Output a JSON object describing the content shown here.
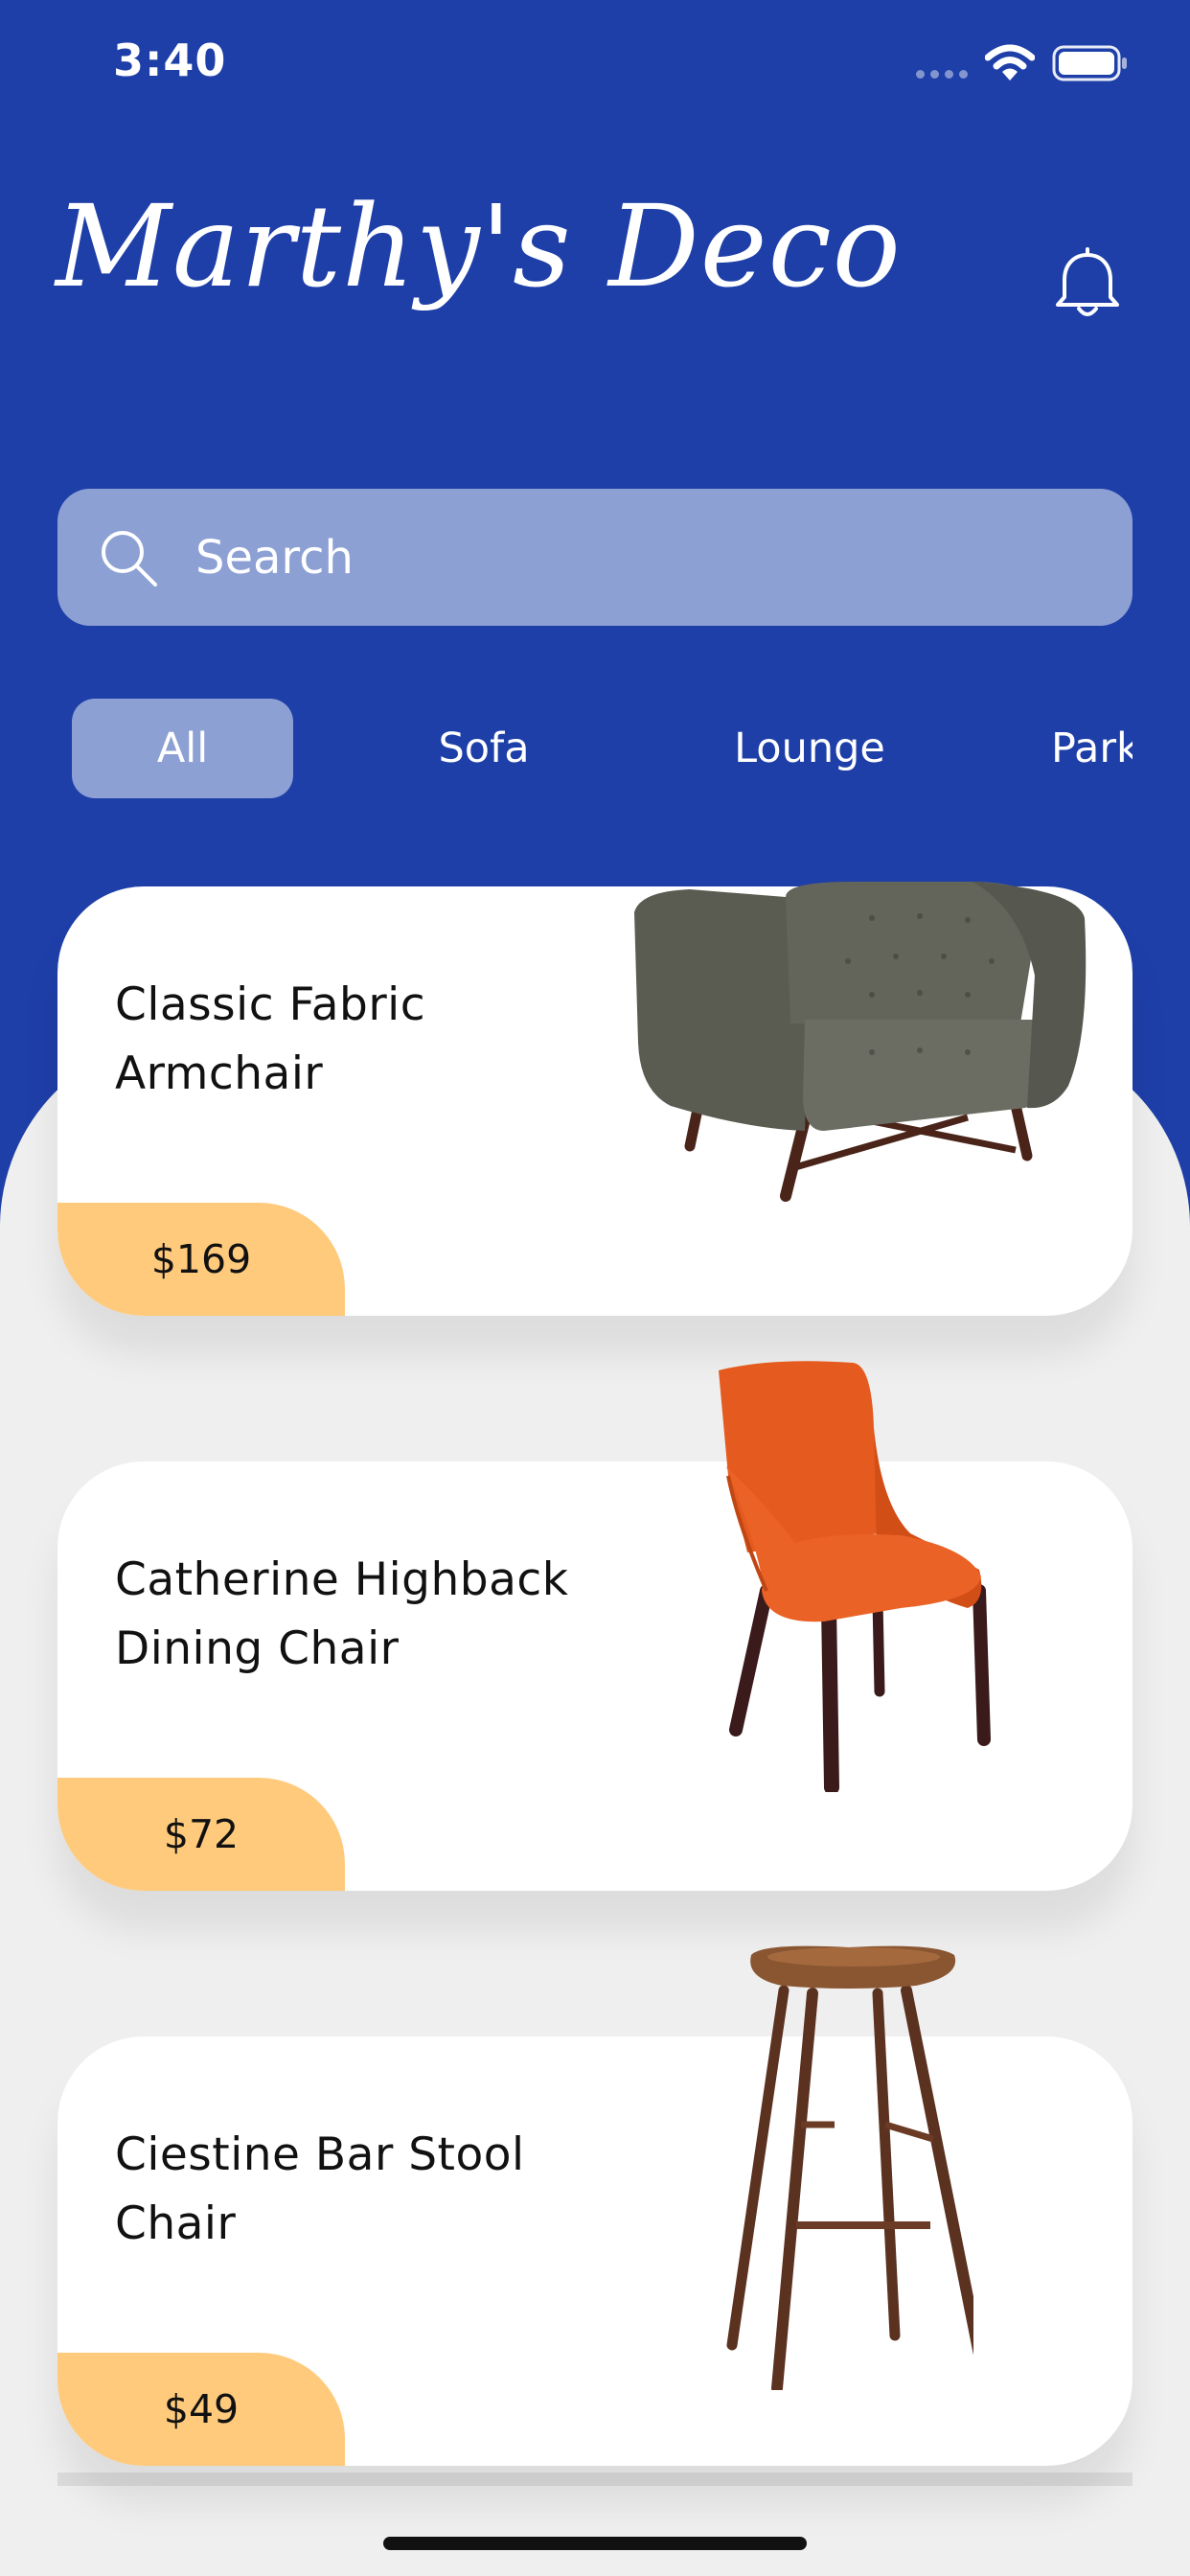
{
  "status_bar": {
    "time": "3:40"
  },
  "app": {
    "title": "Marthy's Deco"
  },
  "search": {
    "placeholder": "Search"
  },
  "filters": [
    {
      "label": "All",
      "active": true
    },
    {
      "label": "Sofa",
      "active": false
    },
    {
      "label": "Lounge",
      "active": false
    },
    {
      "label": "Park",
      "active": false
    }
  ],
  "products": [
    {
      "name": "Classic Fabric Armchair",
      "price": "$169",
      "image": "grey-armchair"
    },
    {
      "name": "Catherine Highback Dining Chair",
      "price": "$72",
      "image": "orange-dining-chair"
    },
    {
      "name": "Ciestine Bar Stool Chair",
      "price": "$49",
      "image": "wooden-bar-stool"
    }
  ],
  "colors": {
    "primary": "#1e3fa8",
    "search_bg": "#8da0d4",
    "price_badge": "#ffca7c",
    "content_bg": "#efefef",
    "card_bg": "#ffffff"
  }
}
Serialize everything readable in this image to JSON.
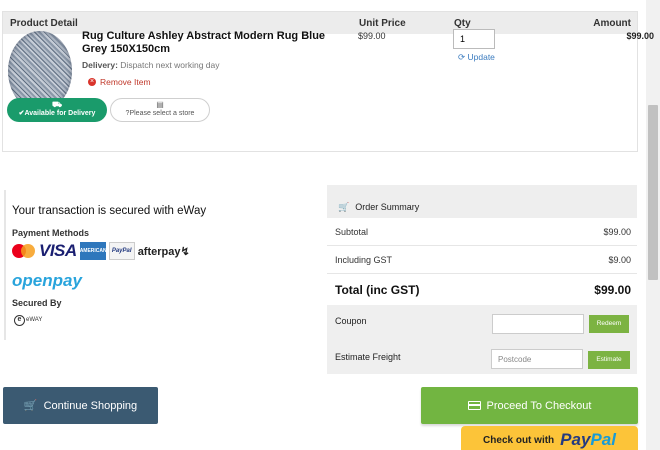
{
  "cart": {
    "headers": {
      "product": "Product Detail",
      "unit_price": "Unit Price",
      "qty": "Qty",
      "amount": "Amount"
    },
    "item": {
      "title": "Rug Culture Ashley Abstract Modern Rug Blue Grey 150X150cm",
      "delivery_label": "Delivery:",
      "delivery_text": "Dispatch next working day",
      "remove": "Remove Item",
      "available_pill": "Available for Delivery",
      "store_pill": "Please select a store",
      "unit_price": "$99.00",
      "qty": "1",
      "update": "Update",
      "amount": "$99.00"
    }
  },
  "security": {
    "title": "Your transaction is secured with eWay",
    "payment_methods_label": "Payment Methods",
    "logos": {
      "visa": "VISA",
      "amex": "AMERICAN EXPRESS",
      "paypal": "PayPal",
      "afterpay": "afterpay",
      "openpay": "openpay"
    },
    "secured_by_label": "Secured By",
    "eway": "eWAY"
  },
  "summary": {
    "title": "Order Summary",
    "subtotal_label": "Subtotal",
    "subtotal": "$99.00",
    "gst_label": "Including GST",
    "gst": "$9.00",
    "total_label": "Total (inc GST)",
    "total": "$99.00",
    "coupon_label": "Coupon",
    "redeem": "Redeem",
    "freight_label": "Estimate Freight",
    "postcode_placeholder": "Postcode",
    "estimate": "Estimate"
  },
  "actions": {
    "continue": "Continue Shopping",
    "checkout": "Proceed To Checkout",
    "paypal_prefix": "Check out with",
    "paypal_p1": "Pay",
    "paypal_p2": "Pal"
  },
  "colors": {
    "green_pill": "#1a9b6b",
    "checkout_green": "#72b541",
    "continue_blue": "#3b5a72",
    "paypal_yellow": "#fcc439",
    "remove_red": "#c0392b"
  }
}
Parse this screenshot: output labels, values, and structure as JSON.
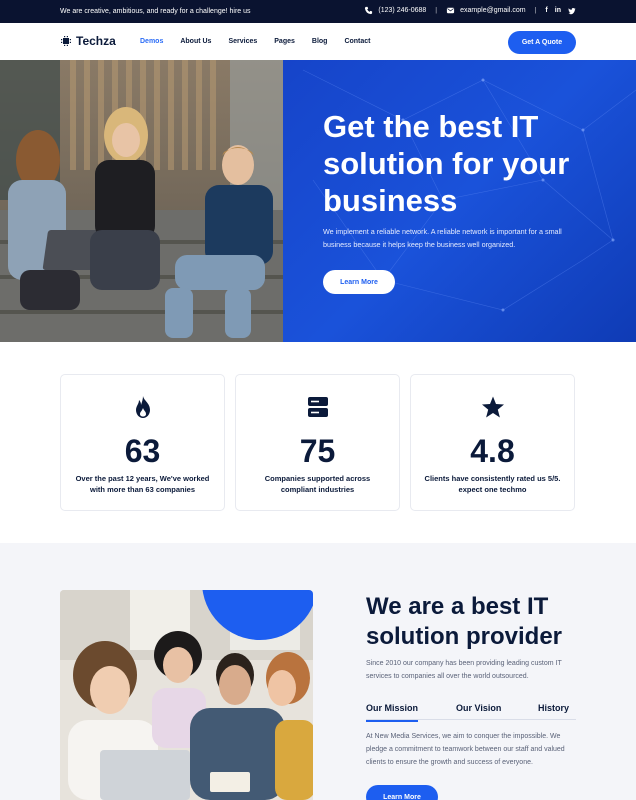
{
  "topbar": {
    "tagline": "We are creative, ambitious, and ready for a challenge! hire us",
    "phone": "(123) 246-0688",
    "email": "example@gmail.com",
    "social": [
      "f",
      "in",
      "t"
    ]
  },
  "nav": {
    "logo": "Techza",
    "items": [
      {
        "label": "Demos",
        "active": true
      },
      {
        "label": "About Us",
        "active": false
      },
      {
        "label": "Services",
        "active": false
      },
      {
        "label": "Pages",
        "active": false
      },
      {
        "label": "Blog",
        "active": false
      },
      {
        "label": "Contact",
        "active": false
      }
    ],
    "cta": "Get A Quote"
  },
  "hero": {
    "title": "Get the best IT solution for your business",
    "description": "We implement a reliable network. A reliable network is important for a small business because it helps keep the business well organized.",
    "button": "Learn More"
  },
  "stats": [
    {
      "icon": "fire-icon",
      "value": "63",
      "text": "Over the past 12 years, We've worked with more than 63 companies"
    },
    {
      "icon": "server-icon",
      "value": "75",
      "text": "Companies supported across compliant industries"
    },
    {
      "icon": "star-icon",
      "value": "4.8",
      "text": "Clients have consistently rated us 5/5. expect one techmo"
    }
  ],
  "about": {
    "title": "We are a best IT solution provider",
    "description": "Since 2010 our company has been providing leading custom IT services to companies all over the world outsourced.",
    "tabs": [
      {
        "label": "Our Mission",
        "active": true
      },
      {
        "label": "Our Vision",
        "active": false
      },
      {
        "label": "History",
        "active": false
      }
    ],
    "body": "At New Media Services, we aim to conquer the impossible. We pledge a commitment to teamwork between our staff and valued clients to ensure the growth and success of everyone.",
    "button": "Learn More"
  },
  "colors": {
    "accent": "#1d5ef0",
    "dark": "#0a1330",
    "hero_blue": "#1a52da"
  }
}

### Task objective
Retype every record above exactly as written, but leave out the pictures.

### Expected answer
Output a JSON object describing the content shown here.
{
  "status_bar": {
    "time": "3:40"
  },
  "app": {
    "title": "Marthy's Deco"
  },
  "search": {
    "placeholder": "Search"
  },
  "filters": [
    {
      "label": "All",
      "active": true
    },
    {
      "label": "Sofa",
      "active": false
    },
    {
      "label": "Lounge",
      "active": false
    },
    {
      "label": "Park",
      "active": false
    }
  ],
  "products": [
    {
      "name": "Classic Fabric Armchair",
      "price": "$169",
      "image": "grey-armchair"
    },
    {
      "name": "Catherine Highback Dining Chair",
      "price": "$72",
      "image": "orange-dining-chair"
    },
    {
      "name": "Ciestine Bar Stool Chair",
      "price": "$49",
      "image": "wooden-bar-stool"
    }
  ],
  "colors": {
    "primary": "#1e3fa8",
    "search_bg": "#8da0d4",
    "price_badge": "#ffca7c",
    "content_bg": "#efefef",
    "card_bg": "#ffffff"
  }
}
Serialize everything readable in this image to JSON.
{
  "cart": {
    "headers": {
      "product": "Product Detail",
      "unit_price": "Unit Price",
      "qty": "Qty",
      "amount": "Amount"
    },
    "item": {
      "title": "Rug Culture Ashley Abstract Modern Rug Blue Grey 150X150cm",
      "delivery_label": "Delivery:",
      "delivery_text": "Dispatch next working day",
      "remove": "Remove Item",
      "available_pill": "Available for Delivery",
      "store_pill": "Please select a store",
      "unit_price": "$99.00",
      "qty": "1",
      "update": "Update",
      "amount": "$99.00"
    }
  },
  "security": {
    "title": "Your transaction is secured with eWay",
    "payment_methods_label": "Payment Methods",
    "logos": {
      "visa": "VISA",
      "amex": "AMERICAN EXPRESS",
      "paypal": "PayPal",
      "afterpay": "afterpay",
      "openpay": "openpay"
    },
    "secured_by_label": "Secured By",
    "eway": "eWAY"
  },
  "summary": {
    "title": "Order Summary",
    "subtotal_label": "Subtotal",
    "subtotal": "$99.00",
    "gst_label": "Including GST",
    "gst": "$9.00",
    "total_label": "Total (inc GST)",
    "total": "$99.00",
    "coupon_label": "Coupon",
    "redeem": "Redeem",
    "freight_label": "Estimate Freight",
    "postcode_placeholder": "Postcode",
    "estimate": "Estimate"
  },
  "actions": {
    "continue": "Continue Shopping",
    "checkout": "Proceed To Checkout",
    "paypal_prefix": "Check out with",
    "paypal_p1": "Pay",
    "paypal_p2": "Pal"
  },
  "colors": {
    "green_pill": "#1a9b6b",
    "checkout_green": "#72b541",
    "continue_blue": "#3b5a72",
    "paypal_yellow": "#fcc439",
    "remove_red": "#c0392b"
  }
}
Parse this screenshot: output labels, values, and structure as JSON.
{
  "topbar": {
    "tagline": "We are creative, ambitious, and ready for a challenge! hire us",
    "phone": "(123) 246-0688",
    "email": "example@gmail.com",
    "social": [
      "f",
      "in",
      "t"
    ]
  },
  "nav": {
    "logo": "Techza",
    "items": [
      {
        "label": "Demos",
        "active": true
      },
      {
        "label": "About Us",
        "active": false
      },
      {
        "label": "Services",
        "active": false
      },
      {
        "label": "Pages",
        "active": false
      },
      {
        "label": "Blog",
        "active": false
      },
      {
        "label": "Contact",
        "active": false
      }
    ],
    "cta": "Get A Quote"
  },
  "hero": {
    "title": "Get the best IT solution for your business",
    "description": "We implement a reliable network. A reliable network is important for a small business because it helps keep the business well organized.",
    "button": "Learn More"
  },
  "stats": [
    {
      "icon": "fire-icon",
      "value": "63",
      "text": "Over the past 12 years, We've worked with more than 63 companies"
    },
    {
      "icon": "server-icon",
      "value": "75",
      "text": "Companies supported across compliant industries"
    },
    {
      "icon": "star-icon",
      "value": "4.8",
      "text": "Clients have consistently rated us 5/5. expect one techmo"
    }
  ],
  "about": {
    "title": "We are a best IT solution provider",
    "description": "Since 2010 our company has been providing leading custom IT services to companies all over the world outsourced.",
    "tabs": [
      {
        "label": "Our Mission",
        "active": true
      },
      {
        "label": "Our Vision",
        "active": false
      },
      {
        "label": "History",
        "active": false
      }
    ],
    "body": "At New Media Services, we aim to conquer the impossible. We pledge a commitment to teamwork between our staff and valued clients to ensure the growth and success of everyone.",
    "button": "Learn More"
  },
  "colors": {
    "accent": "#1d5ef0",
    "dark": "#0a1330",
    "hero_blue": "#1a52da"
  }
}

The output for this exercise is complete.